[start Material provided]

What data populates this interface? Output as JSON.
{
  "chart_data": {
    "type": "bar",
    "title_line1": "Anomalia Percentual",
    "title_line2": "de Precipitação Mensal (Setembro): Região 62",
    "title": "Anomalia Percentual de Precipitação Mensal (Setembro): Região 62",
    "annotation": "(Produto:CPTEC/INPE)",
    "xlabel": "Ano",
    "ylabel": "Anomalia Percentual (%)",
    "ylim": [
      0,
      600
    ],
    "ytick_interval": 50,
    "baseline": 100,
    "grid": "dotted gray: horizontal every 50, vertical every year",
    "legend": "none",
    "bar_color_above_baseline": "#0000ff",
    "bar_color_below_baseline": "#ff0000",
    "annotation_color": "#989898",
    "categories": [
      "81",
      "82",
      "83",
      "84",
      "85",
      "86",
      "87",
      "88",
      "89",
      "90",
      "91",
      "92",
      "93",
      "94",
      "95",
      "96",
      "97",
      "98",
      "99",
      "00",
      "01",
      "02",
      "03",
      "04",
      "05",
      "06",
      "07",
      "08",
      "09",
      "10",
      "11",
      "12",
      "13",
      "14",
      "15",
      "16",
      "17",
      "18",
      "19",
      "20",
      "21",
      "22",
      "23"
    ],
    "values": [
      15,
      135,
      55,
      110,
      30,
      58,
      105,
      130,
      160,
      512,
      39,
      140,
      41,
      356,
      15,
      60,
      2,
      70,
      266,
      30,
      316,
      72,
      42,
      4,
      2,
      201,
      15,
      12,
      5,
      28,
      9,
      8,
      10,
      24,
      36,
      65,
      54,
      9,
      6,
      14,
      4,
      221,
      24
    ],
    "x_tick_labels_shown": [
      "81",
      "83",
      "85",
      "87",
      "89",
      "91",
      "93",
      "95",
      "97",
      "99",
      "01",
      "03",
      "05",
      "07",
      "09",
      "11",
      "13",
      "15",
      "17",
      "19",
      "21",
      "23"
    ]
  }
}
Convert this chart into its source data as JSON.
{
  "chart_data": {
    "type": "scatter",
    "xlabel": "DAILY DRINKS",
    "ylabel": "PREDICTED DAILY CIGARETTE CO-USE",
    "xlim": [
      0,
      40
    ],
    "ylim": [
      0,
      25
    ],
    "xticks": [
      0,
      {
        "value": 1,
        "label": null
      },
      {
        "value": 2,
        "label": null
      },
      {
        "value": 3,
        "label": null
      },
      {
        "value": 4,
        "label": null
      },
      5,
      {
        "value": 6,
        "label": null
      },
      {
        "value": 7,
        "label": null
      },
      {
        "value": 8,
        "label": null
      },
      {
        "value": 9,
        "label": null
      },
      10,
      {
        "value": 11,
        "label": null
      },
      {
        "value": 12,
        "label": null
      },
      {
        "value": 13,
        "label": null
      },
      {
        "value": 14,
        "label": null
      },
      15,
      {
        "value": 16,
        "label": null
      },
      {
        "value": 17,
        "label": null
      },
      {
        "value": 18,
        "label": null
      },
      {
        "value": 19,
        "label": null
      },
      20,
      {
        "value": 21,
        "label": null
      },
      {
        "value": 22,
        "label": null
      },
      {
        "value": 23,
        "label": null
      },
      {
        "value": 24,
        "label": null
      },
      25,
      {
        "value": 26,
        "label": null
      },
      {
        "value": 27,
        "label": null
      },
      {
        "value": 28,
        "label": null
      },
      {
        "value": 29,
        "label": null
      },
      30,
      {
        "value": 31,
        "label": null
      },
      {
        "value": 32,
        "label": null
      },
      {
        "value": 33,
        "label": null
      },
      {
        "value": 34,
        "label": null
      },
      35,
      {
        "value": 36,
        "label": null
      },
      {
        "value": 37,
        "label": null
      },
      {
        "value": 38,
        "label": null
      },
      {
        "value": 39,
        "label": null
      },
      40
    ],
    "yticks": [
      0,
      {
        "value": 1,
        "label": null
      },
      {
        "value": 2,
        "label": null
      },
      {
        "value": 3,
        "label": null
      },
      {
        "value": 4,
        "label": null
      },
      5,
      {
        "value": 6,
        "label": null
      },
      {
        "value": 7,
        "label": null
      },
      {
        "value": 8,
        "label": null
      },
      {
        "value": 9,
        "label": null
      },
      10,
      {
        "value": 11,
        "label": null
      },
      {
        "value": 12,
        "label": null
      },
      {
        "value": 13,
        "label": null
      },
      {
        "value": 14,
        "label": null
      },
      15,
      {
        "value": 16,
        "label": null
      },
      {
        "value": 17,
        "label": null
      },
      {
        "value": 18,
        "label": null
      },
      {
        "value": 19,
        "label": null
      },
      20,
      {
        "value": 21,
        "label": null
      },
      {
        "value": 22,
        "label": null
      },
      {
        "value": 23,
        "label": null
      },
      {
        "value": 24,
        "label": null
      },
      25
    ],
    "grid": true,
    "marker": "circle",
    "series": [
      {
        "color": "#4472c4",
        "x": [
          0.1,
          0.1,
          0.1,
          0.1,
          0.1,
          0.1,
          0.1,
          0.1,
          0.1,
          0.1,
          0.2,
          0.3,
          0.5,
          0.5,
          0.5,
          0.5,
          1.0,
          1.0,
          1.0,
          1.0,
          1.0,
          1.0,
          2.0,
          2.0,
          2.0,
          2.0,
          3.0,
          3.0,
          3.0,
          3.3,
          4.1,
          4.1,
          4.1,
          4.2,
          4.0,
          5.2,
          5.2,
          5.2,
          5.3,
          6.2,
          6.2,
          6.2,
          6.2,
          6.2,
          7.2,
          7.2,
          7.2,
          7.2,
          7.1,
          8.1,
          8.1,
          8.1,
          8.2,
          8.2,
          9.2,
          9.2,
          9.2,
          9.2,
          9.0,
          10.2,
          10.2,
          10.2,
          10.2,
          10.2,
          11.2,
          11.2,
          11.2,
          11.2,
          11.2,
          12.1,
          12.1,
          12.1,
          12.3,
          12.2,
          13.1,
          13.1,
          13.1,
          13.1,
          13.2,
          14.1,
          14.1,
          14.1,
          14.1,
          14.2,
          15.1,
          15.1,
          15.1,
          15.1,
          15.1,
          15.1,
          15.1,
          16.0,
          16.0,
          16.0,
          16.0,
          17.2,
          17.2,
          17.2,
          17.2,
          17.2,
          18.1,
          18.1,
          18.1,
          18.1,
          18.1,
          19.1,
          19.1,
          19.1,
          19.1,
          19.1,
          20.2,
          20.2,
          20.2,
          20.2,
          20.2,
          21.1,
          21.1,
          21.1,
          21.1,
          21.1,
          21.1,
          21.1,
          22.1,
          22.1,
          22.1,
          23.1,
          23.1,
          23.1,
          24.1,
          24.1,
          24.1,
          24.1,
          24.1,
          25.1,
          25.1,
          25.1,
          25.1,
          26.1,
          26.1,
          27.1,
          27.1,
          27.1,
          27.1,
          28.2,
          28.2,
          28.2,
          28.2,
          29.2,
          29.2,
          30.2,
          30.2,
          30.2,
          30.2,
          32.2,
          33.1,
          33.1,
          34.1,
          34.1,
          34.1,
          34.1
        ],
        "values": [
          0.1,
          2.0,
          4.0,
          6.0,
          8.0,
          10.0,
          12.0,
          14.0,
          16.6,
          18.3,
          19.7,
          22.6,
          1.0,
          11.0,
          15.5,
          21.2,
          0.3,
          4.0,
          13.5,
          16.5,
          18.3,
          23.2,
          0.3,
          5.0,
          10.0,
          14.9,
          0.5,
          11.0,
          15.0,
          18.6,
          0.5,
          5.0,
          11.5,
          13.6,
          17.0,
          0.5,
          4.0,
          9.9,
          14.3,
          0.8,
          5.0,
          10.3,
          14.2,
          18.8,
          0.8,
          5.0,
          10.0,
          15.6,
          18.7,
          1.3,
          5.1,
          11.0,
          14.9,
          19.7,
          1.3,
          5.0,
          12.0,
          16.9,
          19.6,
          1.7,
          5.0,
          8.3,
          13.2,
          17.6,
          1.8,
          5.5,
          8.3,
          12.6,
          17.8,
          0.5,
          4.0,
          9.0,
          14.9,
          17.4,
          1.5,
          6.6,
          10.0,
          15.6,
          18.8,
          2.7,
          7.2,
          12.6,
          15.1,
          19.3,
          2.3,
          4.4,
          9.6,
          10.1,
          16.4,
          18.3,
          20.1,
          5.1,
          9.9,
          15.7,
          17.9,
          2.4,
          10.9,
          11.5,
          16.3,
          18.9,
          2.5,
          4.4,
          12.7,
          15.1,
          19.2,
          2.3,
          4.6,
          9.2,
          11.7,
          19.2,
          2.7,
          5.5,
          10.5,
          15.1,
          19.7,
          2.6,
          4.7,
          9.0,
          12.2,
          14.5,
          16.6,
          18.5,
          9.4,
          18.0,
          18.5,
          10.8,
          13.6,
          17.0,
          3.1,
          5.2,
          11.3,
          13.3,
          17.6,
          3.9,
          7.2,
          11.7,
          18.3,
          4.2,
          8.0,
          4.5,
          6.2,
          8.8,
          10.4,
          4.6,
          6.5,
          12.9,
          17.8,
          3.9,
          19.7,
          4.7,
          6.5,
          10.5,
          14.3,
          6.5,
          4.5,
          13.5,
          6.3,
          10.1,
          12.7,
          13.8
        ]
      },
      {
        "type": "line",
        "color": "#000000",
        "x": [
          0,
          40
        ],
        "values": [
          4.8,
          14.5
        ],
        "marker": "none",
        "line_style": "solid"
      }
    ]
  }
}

[end Material provided]

## Exercise goal
Count how many lines above include the word "grid" and answer with that figure only.

## Written answer
2